§ Goal of the exercise: Look below and pull out each line with the word "Metas".

§ Entries supplied:
────
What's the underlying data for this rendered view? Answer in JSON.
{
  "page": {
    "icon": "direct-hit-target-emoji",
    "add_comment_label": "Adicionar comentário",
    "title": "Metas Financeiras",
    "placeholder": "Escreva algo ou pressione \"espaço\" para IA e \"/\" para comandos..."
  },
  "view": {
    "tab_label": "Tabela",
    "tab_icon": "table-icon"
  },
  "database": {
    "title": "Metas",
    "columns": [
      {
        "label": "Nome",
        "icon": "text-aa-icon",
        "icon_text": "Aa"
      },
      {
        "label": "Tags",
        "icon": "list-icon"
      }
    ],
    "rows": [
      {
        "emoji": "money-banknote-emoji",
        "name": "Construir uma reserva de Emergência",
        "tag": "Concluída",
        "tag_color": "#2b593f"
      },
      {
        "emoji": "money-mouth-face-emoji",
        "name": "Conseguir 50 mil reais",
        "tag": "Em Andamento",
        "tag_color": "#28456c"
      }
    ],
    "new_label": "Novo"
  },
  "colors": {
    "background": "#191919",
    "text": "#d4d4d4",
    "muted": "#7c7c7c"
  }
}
────
§ Result for this task:
    "title": "Metas Financeiras",
    "title": "Metas",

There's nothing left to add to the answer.